Direction: Filter the entries below, keeping only lines with the word "which".

Stored entries:

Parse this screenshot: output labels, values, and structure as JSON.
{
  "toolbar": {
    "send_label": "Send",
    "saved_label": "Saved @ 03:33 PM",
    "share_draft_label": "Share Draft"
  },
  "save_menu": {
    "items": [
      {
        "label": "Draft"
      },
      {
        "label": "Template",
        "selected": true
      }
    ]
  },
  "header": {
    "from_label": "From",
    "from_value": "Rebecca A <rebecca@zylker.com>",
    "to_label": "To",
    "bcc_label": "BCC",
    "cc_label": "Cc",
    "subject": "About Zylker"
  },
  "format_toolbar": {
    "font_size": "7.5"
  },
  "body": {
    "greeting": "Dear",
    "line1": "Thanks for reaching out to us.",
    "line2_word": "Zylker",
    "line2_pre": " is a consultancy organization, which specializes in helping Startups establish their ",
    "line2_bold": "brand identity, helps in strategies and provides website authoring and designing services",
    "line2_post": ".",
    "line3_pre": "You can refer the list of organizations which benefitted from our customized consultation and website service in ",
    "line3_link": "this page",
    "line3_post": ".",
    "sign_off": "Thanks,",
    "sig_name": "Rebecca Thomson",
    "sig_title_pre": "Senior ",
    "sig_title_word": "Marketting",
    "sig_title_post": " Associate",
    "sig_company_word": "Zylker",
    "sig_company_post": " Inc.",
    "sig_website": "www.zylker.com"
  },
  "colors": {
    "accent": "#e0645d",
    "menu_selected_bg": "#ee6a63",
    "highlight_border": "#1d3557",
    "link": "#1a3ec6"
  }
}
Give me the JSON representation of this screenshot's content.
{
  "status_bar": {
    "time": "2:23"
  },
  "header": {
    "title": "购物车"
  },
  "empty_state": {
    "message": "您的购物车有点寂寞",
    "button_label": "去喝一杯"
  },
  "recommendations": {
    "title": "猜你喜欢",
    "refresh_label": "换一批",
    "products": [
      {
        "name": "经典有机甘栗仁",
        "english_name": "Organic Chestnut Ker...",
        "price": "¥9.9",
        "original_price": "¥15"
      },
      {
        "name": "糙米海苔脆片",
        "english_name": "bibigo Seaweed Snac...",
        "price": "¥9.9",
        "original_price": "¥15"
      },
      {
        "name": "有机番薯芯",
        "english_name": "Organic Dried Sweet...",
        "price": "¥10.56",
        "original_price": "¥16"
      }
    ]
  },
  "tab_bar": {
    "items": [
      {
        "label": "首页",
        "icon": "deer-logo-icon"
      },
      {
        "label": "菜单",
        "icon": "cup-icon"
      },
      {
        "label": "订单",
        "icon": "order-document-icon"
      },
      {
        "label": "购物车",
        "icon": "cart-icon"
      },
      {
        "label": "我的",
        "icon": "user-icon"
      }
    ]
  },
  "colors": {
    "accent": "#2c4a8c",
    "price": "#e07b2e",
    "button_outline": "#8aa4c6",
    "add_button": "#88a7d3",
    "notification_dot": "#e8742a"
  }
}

--

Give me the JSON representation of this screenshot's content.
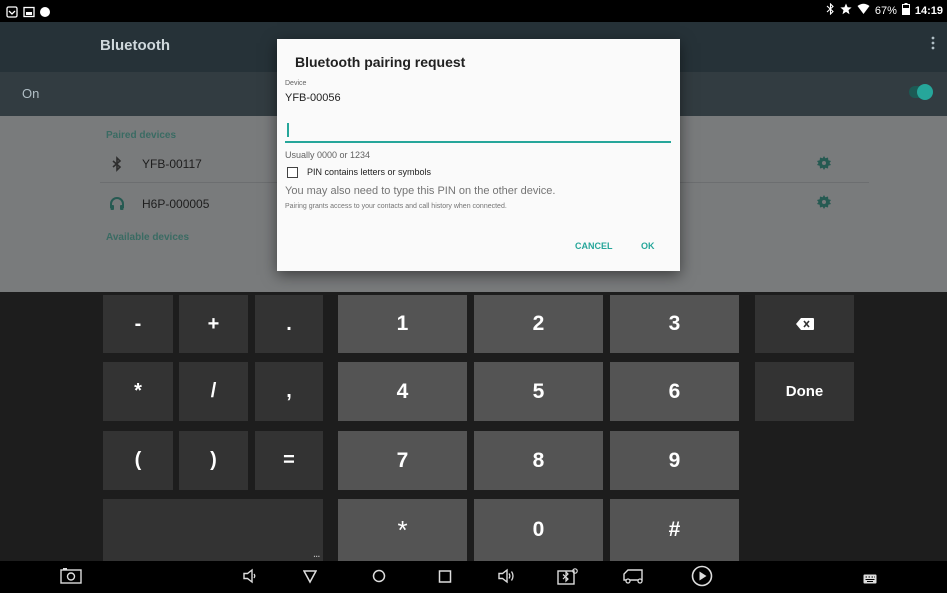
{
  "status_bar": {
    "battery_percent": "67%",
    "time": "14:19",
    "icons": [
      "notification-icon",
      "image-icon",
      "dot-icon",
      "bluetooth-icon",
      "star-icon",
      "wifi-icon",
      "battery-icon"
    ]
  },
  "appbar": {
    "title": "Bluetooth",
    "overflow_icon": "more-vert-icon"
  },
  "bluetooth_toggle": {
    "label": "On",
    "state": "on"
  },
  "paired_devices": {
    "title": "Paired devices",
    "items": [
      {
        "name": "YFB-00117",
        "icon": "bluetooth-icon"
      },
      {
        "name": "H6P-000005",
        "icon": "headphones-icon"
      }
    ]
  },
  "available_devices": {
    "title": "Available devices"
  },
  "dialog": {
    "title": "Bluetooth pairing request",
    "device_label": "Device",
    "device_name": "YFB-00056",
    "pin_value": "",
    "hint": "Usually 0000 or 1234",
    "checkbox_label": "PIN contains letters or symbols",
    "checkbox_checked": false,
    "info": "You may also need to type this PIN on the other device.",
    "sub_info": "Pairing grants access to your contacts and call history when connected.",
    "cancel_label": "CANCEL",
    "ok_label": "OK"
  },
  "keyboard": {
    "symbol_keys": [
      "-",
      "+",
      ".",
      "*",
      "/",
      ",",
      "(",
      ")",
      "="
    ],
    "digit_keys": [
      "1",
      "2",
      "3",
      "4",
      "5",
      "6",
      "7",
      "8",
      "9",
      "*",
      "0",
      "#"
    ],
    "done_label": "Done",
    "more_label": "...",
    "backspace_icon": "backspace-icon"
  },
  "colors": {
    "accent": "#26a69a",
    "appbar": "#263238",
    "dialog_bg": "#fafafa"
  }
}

Result:
    "line2_pre": " is a consultancy organization, which specializes in helping Startups establish their ",
    "line3_pre": "You can refer the list of organizations which benefitted from our customized consultation and website service in ",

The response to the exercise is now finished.